## What is needed
Under this task are some entries; return every one of them exactly.

Chart and figure data:
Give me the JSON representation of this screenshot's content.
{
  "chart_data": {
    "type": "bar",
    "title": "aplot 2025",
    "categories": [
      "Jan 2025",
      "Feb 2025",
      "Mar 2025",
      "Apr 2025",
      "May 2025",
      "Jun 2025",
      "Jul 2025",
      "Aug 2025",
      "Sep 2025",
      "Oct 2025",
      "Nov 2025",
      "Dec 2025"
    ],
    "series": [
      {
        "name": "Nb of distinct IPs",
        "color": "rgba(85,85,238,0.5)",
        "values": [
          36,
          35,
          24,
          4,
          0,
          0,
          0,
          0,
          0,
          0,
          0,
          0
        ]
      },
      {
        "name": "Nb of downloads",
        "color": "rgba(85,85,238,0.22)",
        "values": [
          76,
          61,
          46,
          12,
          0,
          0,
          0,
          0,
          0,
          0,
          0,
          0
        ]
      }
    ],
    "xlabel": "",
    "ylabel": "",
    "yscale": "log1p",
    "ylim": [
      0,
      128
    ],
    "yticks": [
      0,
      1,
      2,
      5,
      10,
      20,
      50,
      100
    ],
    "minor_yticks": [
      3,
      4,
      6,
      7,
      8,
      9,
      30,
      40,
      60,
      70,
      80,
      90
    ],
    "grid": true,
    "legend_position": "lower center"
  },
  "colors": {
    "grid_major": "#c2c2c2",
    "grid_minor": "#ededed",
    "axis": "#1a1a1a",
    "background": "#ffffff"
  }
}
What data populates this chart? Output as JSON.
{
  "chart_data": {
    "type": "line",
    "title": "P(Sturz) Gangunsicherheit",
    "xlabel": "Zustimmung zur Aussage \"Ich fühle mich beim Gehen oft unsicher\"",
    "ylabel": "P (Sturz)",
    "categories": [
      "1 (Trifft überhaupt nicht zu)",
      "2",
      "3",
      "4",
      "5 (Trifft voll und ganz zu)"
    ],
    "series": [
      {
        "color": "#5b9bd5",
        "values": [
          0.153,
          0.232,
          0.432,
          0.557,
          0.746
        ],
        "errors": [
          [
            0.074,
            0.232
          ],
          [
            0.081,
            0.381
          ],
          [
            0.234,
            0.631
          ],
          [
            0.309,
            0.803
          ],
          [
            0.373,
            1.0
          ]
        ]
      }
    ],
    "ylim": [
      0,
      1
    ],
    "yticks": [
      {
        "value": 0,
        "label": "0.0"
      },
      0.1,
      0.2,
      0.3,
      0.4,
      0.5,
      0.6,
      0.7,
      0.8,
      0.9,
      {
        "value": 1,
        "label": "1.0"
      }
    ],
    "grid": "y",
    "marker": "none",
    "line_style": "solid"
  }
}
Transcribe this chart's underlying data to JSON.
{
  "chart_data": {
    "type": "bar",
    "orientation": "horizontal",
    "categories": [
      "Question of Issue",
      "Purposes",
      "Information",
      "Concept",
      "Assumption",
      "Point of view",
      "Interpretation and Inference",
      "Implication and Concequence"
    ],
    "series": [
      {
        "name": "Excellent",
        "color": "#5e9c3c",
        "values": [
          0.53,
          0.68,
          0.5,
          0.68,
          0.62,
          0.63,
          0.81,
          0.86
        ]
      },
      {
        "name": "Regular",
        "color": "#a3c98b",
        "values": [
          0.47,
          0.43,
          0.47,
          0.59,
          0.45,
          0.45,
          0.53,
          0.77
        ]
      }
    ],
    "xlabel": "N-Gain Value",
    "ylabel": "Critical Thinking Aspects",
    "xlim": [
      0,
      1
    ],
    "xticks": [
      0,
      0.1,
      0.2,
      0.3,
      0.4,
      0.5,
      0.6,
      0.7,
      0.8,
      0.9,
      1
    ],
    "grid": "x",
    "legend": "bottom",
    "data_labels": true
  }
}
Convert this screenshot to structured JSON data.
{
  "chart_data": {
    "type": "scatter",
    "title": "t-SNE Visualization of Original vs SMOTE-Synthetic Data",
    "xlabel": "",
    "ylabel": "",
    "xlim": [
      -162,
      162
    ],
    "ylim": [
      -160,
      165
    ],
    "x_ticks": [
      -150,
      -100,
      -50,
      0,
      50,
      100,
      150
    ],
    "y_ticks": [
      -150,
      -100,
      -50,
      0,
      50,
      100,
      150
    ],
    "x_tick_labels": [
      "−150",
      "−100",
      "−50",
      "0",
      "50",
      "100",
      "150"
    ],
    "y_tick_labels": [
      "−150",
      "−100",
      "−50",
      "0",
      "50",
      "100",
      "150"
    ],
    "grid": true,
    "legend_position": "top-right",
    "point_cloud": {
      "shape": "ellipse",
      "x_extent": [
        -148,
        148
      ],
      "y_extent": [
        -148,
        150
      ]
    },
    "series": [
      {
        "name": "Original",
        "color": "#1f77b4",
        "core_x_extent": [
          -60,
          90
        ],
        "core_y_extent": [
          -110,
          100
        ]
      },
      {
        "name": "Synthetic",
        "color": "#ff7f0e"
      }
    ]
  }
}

## Task result
Give me the JSON representation of this screenshot's content.
{
  "chart_data": {
    "type": "bar",
    "title": "aplot 2025",
    "categories": [
      "Jan 2025",
      "Feb 2025",
      "Mar 2025",
      "Apr 2025",
      "May 2025",
      "Jun 2025",
      "Jul 2025",
      "Aug 2025",
      "Sep 2025",
      "Oct 2025",
      "Nov 2025",
      "Dec 2025"
    ],
    "series": [
      {
        "name": "Nb of distinct IPs",
        "color": "rgba(85,85,238,0.5)",
        "values": [
          36,
          35,
          24,
          4,
          0,
          0,
          0,
          0,
          0,
          0,
          0,
          0
        ]
      },
      {
        "name": "Nb of downloads",
        "color": "rgba(85,85,238,0.22)",
        "values": [
          76,
          61,
          46,
          12,
          0,
          0,
          0,
          0,
          0,
          0,
          0,
          0
        ]
      }
    ],
    "xlabel": "",
    "ylabel": "",
    "yscale": "log1p",
    "ylim": [
      0,
      128
    ],
    "yticks": [
      0,
      1,
      2,
      5,
      10,
      20,
      50,
      100
    ],
    "minor_yticks": [
      3,
      4,
      6,
      7,
      8,
      9,
      30,
      40,
      60,
      70,
      80,
      90
    ],
    "grid": true,
    "legend_position": "lower center"
  },
  "colors": {
    "grid_major": "#c2c2c2",
    "grid_minor": "#ededed",
    "axis": "#1a1a1a",
    "background": "#ffffff"
  }
}
What data populates this chart? Output as JSON.
{
  "chart_data": {
    "type": "line",
    "title": "P(Sturz) Gangunsicherheit",
    "xlabel": "Zustimmung zur Aussage \"Ich fühle mich beim Gehen oft unsicher\"",
    "ylabel": "P (Sturz)",
    "categories": [
      "1 (Trifft überhaupt nicht zu)",
      "2",
      "3",
      "4",
      "5 (Trifft voll und ganz zu)"
    ],
    "series": [
      {
        "color": "#5b9bd5",
        "values": [
          0.153,
          0.232,
          0.432,
          0.557,
          0.746
        ],
        "errors": [
          [
            0.074,
            0.232
          ],
          [
            0.081,
            0.381
          ],
          [
            0.234,
            0.631
          ],
          [
            0.309,
            0.803
          ],
          [
            0.373,
            1.0
          ]
        ]
      }
    ],
    "ylim": [
      0,
      1
    ],
    "yticks": [
      {
        "value": 0,
        "label": "0.0"
      },
      0.1,
      0.2,
      0.3,
      0.4,
      0.5,
      0.6,
      0.7,
      0.8,
      0.9,
      {
        "value": 1,
        "label": "1.0"
      }
    ],
    "grid": "y",
    "marker": "none",
    "line_style": "solid"
  }
}
Transcribe this chart's underlying data to JSON.
{
  "chart_data": {
    "type": "bar",
    "orientation": "horizontal",
    "categories": [
      "Question of Issue",
      "Purposes",
      "Information",
      "Concept",
      "Assumption",
      "Point of view",
      "Interpretation and Inference",
      "Implication and Concequence"
    ],
    "series": [
      {
        "name": "Excellent",
        "color": "#5e9c3c",
        "values": [
          0.53,
          0.68,
          0.5,
          0.68,
          0.62,
          0.63,
          0.81,
          0.86
        ]
      },
      {
        "name": "Regular",
        "color": "#a3c98b",
        "values": [
          0.47,
          0.43,
          0.47,
          0.59,
          0.45,
          0.45,
          0.53,
          0.77
        ]
      }
    ],
    "xlabel": "N-Gain Value",
    "ylabel": "Critical Thinking Aspects",
    "xlim": [
      0,
      1
    ],
    "xticks": [
      0,
      0.1,
      0.2,
      0.3,
      0.4,
      0.5,
      0.6,
      0.7,
      0.8,
      0.9,
      1
    ],
    "grid": "x",
    "legend": "bottom",
    "data_labels": true
  }
}
Convert this screenshot to structured JSON data.
{
  "chart_data": {
    "type": "scatter",
    "title": "t-SNE Visualization of Original vs SMOTE-Synthetic Data",
    "xlabel": "",
    "ylabel": "",
    "xlim": [
      -162,
      162
    ],
    "ylim": [
      -160,
      165
    ],
    "x_ticks": [
      -150,
      -100,
      -50,
      0,
      50,
      100,
      150
    ],
    "y_ticks": [
      -150,
      -100,
      -50,
      0,
      50,
      100,
      150
    ],
    "x_tick_labels": [
      "−150",
      "−100",
      "−50",
      "0",
      "50",
      "100",
      "150"
    ],
    "y_tick_labels": [
      "−150",
      "−100",
      "−50",
      "0",
      "50",
      "100",
      "150"
    ],
    "grid": true,
    "legend_position": "top-right",
    "point_cloud": {
      "shape": "ellipse",
      "x_extent": [
        -148,
        148
      ],
      "y_extent": [
        -148,
        150
      ]
    },
    "series": [
      {
        "name": "Original",
        "color": "#1f77b4",
        "core_x_extent": [
          -60,
          90
        ],
        "core_y_extent": [
          -110,
          100
        ]
      },
      {
        "name": "Synthetic",
        "color": "#ff7f0e"
      }
    ]
  }
}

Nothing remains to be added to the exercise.